AIM: Copy out the records precisely, omitting pictures.

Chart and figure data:

_ _ _ _ _

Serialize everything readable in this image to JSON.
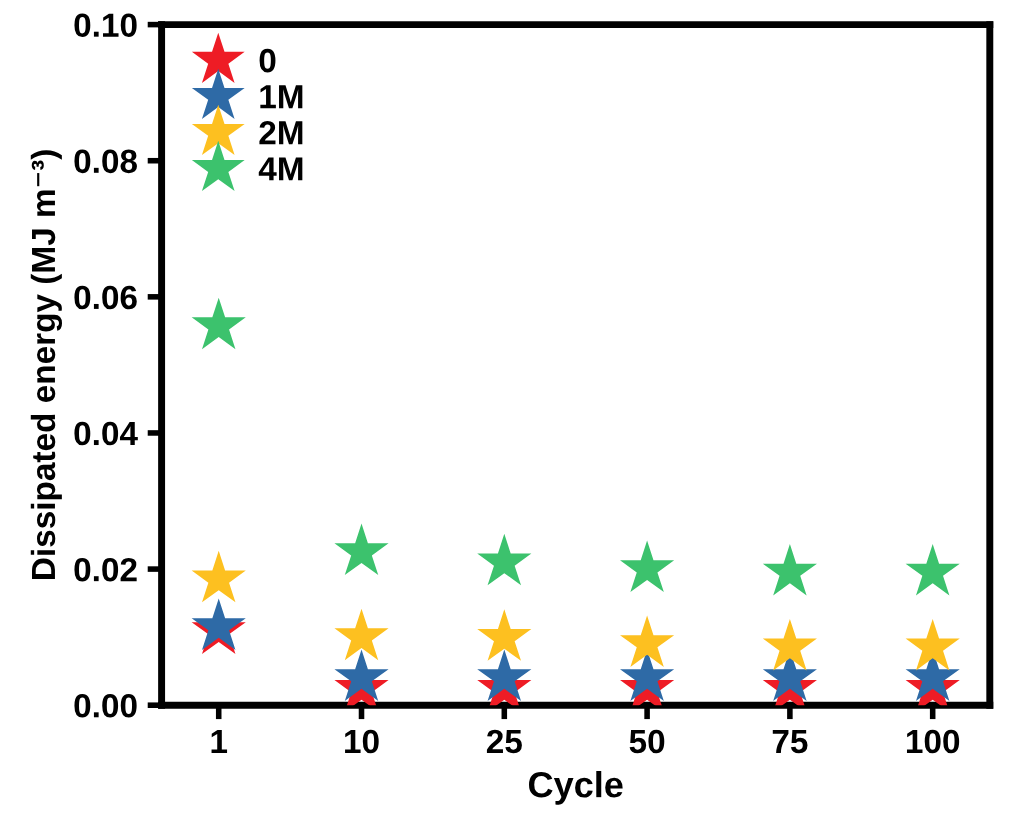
{
  "chart_data": {
    "type": "scatter",
    "xlabel": "Cycle",
    "ylabel": "Dissipated energy (MJ m⁻³)",
    "categories": [
      "1",
      "10",
      "25",
      "50",
      "75",
      "100"
    ],
    "series": [
      {
        "name": "0",
        "color": "#ee1c25",
        "values": [
          0.0109,
          0.0024,
          0.0024,
          0.0024,
          0.0024,
          0.0024
        ]
      },
      {
        "name": "1M",
        "color": "#2e6aa6",
        "values": [
          0.0115,
          0.004,
          0.004,
          0.004,
          0.004,
          0.004
        ]
      },
      {
        "name": "2M",
        "color": "#fdc020",
        "values": [
          0.0185,
          0.01,
          0.0099,
          0.009,
          0.0085,
          0.0085
        ]
      },
      {
        "name": "4M",
        "color": "#3cc26d",
        "values": [
          0.0557,
          0.0225,
          0.021,
          0.02,
          0.0195,
          0.0195
        ]
      }
    ],
    "ylim": [
      0,
      0.1
    ],
    "yticks": [
      {
        "value": 0,
        "label": "0.00"
      },
      {
        "value": 0.02,
        "label": "0.02"
      },
      {
        "value": 0.04,
        "label": "0.04"
      },
      {
        "value": 0.06,
        "label": "0.06"
      },
      {
        "value": 0.08,
        "label": "0.08"
      },
      {
        "value": 0.1,
        "label": "0.10"
      }
    ],
    "marker": "star",
    "legend": "top left",
    "grid": false
  }
}
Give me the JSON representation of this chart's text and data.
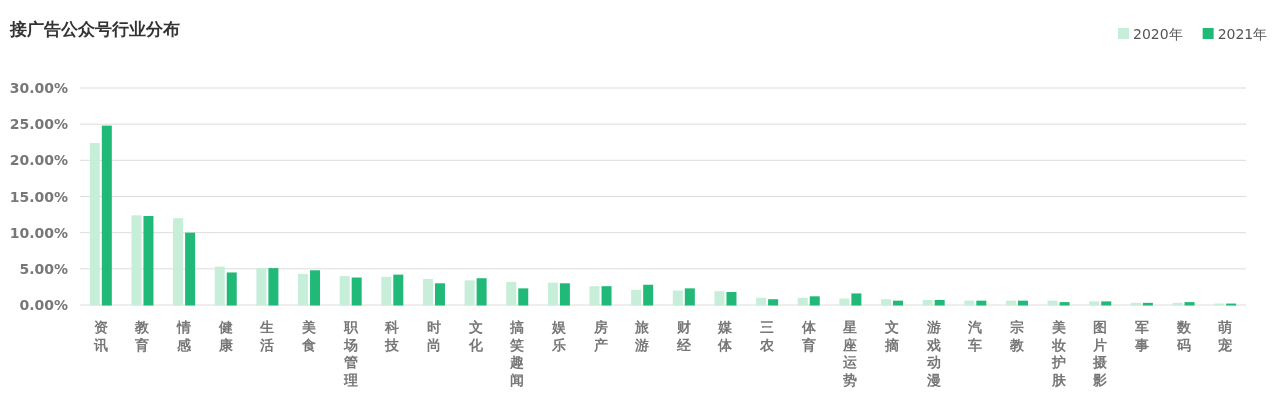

_ _ _ _ _

EXERCISE OUTPUT:
Serialize everything readable in this image to JSON.
{
  "chart_data": {
    "type": "scatter",
    "xlabel": "Cycle",
    "ylabel": "Dissipated energy (MJ m⁻³)",
    "categories": [
      "1",
      "10",
      "25",
      "50",
      "75",
      "100"
    ],
    "series": [
      {
        "name": "0",
        "color": "#ee1c25",
        "values": [
          0.0109,
          0.0024,
          0.0024,
          0.0024,
          0.0024,
          0.0024
        ]
      },
      {
        "name": "1M",
        "color": "#2e6aa6",
        "values": [
          0.0115,
          0.004,
          0.004,
          0.004,
          0.004,
          0.004
        ]
      },
      {
        "name": "2M",
        "color": "#fdc020",
        "values": [
          0.0185,
          0.01,
          0.0099,
          0.009,
          0.0085,
          0.0085
        ]
      },
      {
        "name": "4M",
        "color": "#3cc26d",
        "values": [
          0.0557,
          0.0225,
          0.021,
          0.02,
          0.0195,
          0.0195
        ]
      }
    ],
    "ylim": [
      0,
      0.1
    ],
    "yticks": [
      {
        "value": 0,
        "label": "0.00"
      },
      {
        "value": 0.02,
        "label": "0.02"
      },
      {
        "value": 0.04,
        "label": "0.04"
      },
      {
        "value": 0.06,
        "label": "0.06"
      },
      {
        "value": 0.08,
        "label": "0.08"
      },
      {
        "value": 0.1,
        "label": "0.10"
      }
    ],
    "marker": "star",
    "legend": "top left",
    "grid": false
  }
}
Give me the JSON representation of this chart's text and data.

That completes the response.